-- Start of Data for this exercise --
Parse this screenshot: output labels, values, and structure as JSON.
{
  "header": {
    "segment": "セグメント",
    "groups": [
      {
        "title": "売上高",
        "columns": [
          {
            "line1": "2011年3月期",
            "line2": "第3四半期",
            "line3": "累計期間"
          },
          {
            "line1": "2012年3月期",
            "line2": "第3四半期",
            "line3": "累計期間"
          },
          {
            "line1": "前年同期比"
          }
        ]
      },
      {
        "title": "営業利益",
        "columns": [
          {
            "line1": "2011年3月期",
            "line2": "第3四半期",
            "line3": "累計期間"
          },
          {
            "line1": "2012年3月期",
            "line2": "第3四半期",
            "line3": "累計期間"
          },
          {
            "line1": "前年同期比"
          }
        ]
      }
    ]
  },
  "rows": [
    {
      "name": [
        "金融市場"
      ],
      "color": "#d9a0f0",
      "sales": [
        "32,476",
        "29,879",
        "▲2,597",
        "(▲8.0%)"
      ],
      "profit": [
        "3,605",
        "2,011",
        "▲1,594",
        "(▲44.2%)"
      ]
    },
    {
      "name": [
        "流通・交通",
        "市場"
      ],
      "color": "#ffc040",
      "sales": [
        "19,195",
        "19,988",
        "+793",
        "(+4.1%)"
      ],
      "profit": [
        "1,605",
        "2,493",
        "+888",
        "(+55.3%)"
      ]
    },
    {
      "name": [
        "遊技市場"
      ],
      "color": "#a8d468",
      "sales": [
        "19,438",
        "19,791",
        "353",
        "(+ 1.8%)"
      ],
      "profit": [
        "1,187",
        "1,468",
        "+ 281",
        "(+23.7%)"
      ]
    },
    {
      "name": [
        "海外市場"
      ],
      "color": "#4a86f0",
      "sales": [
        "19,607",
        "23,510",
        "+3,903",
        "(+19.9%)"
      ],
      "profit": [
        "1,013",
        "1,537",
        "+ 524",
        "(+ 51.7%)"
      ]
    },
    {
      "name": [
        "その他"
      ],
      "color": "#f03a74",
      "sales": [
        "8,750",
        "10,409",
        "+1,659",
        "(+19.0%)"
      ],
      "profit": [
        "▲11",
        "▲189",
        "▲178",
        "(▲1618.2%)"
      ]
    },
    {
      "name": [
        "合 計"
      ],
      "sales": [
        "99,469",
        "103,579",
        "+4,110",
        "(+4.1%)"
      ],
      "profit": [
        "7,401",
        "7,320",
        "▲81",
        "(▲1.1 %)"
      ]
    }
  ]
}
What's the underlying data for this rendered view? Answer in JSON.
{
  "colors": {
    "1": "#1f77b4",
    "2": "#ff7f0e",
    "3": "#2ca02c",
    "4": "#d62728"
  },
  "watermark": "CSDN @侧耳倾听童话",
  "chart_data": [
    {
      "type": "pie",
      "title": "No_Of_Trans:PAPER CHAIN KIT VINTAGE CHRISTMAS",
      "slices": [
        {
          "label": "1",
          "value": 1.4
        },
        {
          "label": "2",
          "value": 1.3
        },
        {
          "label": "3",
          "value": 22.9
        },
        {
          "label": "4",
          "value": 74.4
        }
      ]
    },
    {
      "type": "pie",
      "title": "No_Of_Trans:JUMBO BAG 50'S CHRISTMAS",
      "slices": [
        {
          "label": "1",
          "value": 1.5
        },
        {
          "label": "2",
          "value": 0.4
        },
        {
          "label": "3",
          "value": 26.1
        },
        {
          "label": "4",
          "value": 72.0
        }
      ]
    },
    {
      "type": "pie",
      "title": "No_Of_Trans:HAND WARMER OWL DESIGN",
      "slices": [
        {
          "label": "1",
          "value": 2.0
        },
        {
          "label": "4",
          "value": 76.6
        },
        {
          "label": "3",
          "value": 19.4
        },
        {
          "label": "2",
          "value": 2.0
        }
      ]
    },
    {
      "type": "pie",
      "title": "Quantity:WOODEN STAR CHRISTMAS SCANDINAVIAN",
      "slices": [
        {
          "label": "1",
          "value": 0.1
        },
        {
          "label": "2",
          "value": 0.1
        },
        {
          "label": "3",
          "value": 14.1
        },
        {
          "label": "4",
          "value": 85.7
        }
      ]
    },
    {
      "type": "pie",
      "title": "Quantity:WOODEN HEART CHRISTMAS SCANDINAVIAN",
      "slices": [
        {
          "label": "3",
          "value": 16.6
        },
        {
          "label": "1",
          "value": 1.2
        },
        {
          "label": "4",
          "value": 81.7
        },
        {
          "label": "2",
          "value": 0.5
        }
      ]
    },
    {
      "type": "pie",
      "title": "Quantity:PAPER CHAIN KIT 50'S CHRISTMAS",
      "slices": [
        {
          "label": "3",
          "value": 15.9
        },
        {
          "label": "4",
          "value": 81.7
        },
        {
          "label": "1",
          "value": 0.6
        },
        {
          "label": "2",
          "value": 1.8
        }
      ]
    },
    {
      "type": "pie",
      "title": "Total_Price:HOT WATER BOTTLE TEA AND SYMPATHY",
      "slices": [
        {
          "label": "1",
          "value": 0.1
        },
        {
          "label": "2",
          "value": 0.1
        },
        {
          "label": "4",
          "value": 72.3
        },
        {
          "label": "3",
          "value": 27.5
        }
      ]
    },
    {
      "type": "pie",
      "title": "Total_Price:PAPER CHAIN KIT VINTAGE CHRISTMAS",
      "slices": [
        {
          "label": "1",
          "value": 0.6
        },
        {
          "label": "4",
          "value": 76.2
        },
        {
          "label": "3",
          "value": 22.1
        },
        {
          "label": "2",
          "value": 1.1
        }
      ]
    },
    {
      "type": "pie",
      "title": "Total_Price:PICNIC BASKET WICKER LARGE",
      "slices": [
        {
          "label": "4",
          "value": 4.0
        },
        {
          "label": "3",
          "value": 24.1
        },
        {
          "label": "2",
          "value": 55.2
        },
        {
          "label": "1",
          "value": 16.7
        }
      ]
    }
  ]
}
-- End of Data for this exercise --
[Work instructions] Reproduce the material precisely, including every line.

[The output]
Parse this screenshot: output labels, values, and structure as JSON.
{
  "header": {
    "segment": "セグメント",
    "groups": [
      {
        "title": "売上高",
        "columns": [
          {
            "line1": "2011年3月期",
            "line2": "第3四半期",
            "line3": "累計期間"
          },
          {
            "line1": "2012年3月期",
            "line2": "第3四半期",
            "line3": "累計期間"
          },
          {
            "line1": "前年同期比"
          }
        ]
      },
      {
        "title": "営業利益",
        "columns": [
          {
            "line1": "2011年3月期",
            "line2": "第3四半期",
            "line3": "累計期間"
          },
          {
            "line1": "2012年3月期",
            "line2": "第3四半期",
            "line3": "累計期間"
          },
          {
            "line1": "前年同期比"
          }
        ]
      }
    ]
  },
  "rows": [
    {
      "name": [
        "金融市場"
      ],
      "color": "#d9a0f0",
      "sales": [
        "32,476",
        "29,879",
        "▲2,597",
        "(▲8.0%)"
      ],
      "profit": [
        "3,605",
        "2,011",
        "▲1,594",
        "(▲44.2%)"
      ]
    },
    {
      "name": [
        "流通・交通",
        "市場"
      ],
      "color": "#ffc040",
      "sales": [
        "19,195",
        "19,988",
        "+793",
        "(+4.1%)"
      ],
      "profit": [
        "1,605",
        "2,493",
        "+888",
        "(+55.3%)"
      ]
    },
    {
      "name": [
        "遊技市場"
      ],
      "color": "#a8d468",
      "sales": [
        "19,438",
        "19,791",
        "353",
        "(+ 1.8%)"
      ],
      "profit": [
        "1,187",
        "1,468",
        "+ 281",
        "(+23.7%)"
      ]
    },
    {
      "name": [
        "海外市場"
      ],
      "color": "#4a86f0",
      "sales": [
        "19,607",
        "23,510",
        "+3,903",
        "(+19.9%)"
      ],
      "profit": [
        "1,013",
        "1,537",
        "+ 524",
        "(+ 51.7%)"
      ]
    },
    {
      "name": [
        "その他"
      ],
      "color": "#f03a74",
      "sales": [
        "8,750",
        "10,409",
        "+1,659",
        "(+19.0%)"
      ],
      "profit": [
        "▲11",
        "▲189",
        "▲178",
        "(▲1618.2%)"
      ]
    },
    {
      "name": [
        "合 計"
      ],
      "sales": [
        "99,469",
        "103,579",
        "+4,110",
        "(+4.1%)"
      ],
      "profit": [
        "7,401",
        "7,320",
        "▲81",
        "(▲1.1 %)"
      ]
    }
  ]
}
What's the underlying data for this rendered view? Answer in JSON.
{
  "colors": {
    "1": "#1f77b4",
    "2": "#ff7f0e",
    "3": "#2ca02c",
    "4": "#d62728"
  },
  "watermark": "CSDN @侧耳倾听童话",
  "chart_data": [
    {
      "type": "pie",
      "title": "No_Of_Trans:PAPER CHAIN KIT VINTAGE CHRISTMAS",
      "slices": [
        {
          "label": "1",
          "value": 1.4
        },
        {
          "label": "2",
          "value": 1.3
        },
        {
          "label": "3",
          "value": 22.9
        },
        {
          "label": "4",
          "value": 74.4
        }
      ]
    },
    {
      "type": "pie",
      "title": "No_Of_Trans:JUMBO BAG 50'S CHRISTMAS",
      "slices": [
        {
          "label": "1",
          "value": 1.5
        },
        {
          "label": "2",
          "value": 0.4
        },
        {
          "label": "3",
          "value": 26.1
        },
        {
          "label": "4",
          "value": 72.0
        }
      ]
    },
    {
      "type": "pie",
      "title": "No_Of_Trans:HAND WARMER OWL DESIGN",
      "slices": [
        {
          "label": "1",
          "value": 2.0
        },
        {
          "label": "4",
          "value": 76.6
        },
        {
          "label": "3",
          "value": 19.4
        },
        {
          "label": "2",
          "value": 2.0
        }
      ]
    },
    {
      "type": "pie",
      "title": "Quantity:WOODEN STAR CHRISTMAS SCANDINAVIAN",
      "slices": [
        {
          "label": "1",
          "value": 0.1
        },
        {
          "label": "2",
          "value": 0.1
        },
        {
          "label": "3",
          "value": 14.1
        },
        {
          "label": "4",
          "value": 85.7
        }
      ]
    },
    {
      "type": "pie",
      "title": "Quantity:WOODEN HEART CHRISTMAS SCANDINAVIAN",
      "slices": [
        {
          "label": "3",
          "value": 16.6
        },
        {
          "label": "1",
          "value": 1.2
        },
        {
          "label": "4",
          "value": 81.7
        },
        {
          "label": "2",
          "value": 0.5
        }
      ]
    },
    {
      "type": "pie",
      "title": "Quantity:PAPER CHAIN KIT 50'S CHRISTMAS",
      "slices": [
        {
          "label": "3",
          "value": 15.9
        },
        {
          "label": "4",
          "value": 81.7
        },
        {
          "label": "1",
          "value": 0.6
        },
        {
          "label": "2",
          "value": 1.8
        }
      ]
    },
    {
      "type": "pie",
      "title": "Total_Price:HOT WATER BOTTLE TEA AND SYMPATHY",
      "slices": [
        {
          "label": "1",
          "value": 0.1
        },
        {
          "label": "2",
          "value": 0.1
        },
        {
          "label": "4",
          "value": 72.3
        },
        {
          "label": "3",
          "value": 27.5
        }
      ]
    },
    {
      "type": "pie",
      "title": "Total_Price:PAPER CHAIN KIT VINTAGE CHRISTMAS",
      "slices": [
        {
          "label": "1",
          "value": 0.6
        },
        {
          "label": "4",
          "value": 76.2
        },
        {
          "label": "3",
          "value": 22.1
        },
        {
          "label": "2",
          "value": 1.1
        }
      ]
    },
    {
      "type": "pie",
      "title": "Total_Price:PICNIC BASKET WICKER LARGE",
      "slices": [
        {
          "label": "4",
          "value": 4.0
        },
        {
          "label": "3",
          "value": 24.1
        },
        {
          "label": "2",
          "value": 55.2
        },
        {
          "label": "1",
          "value": 16.7
        }
      ]
    }
  ]
}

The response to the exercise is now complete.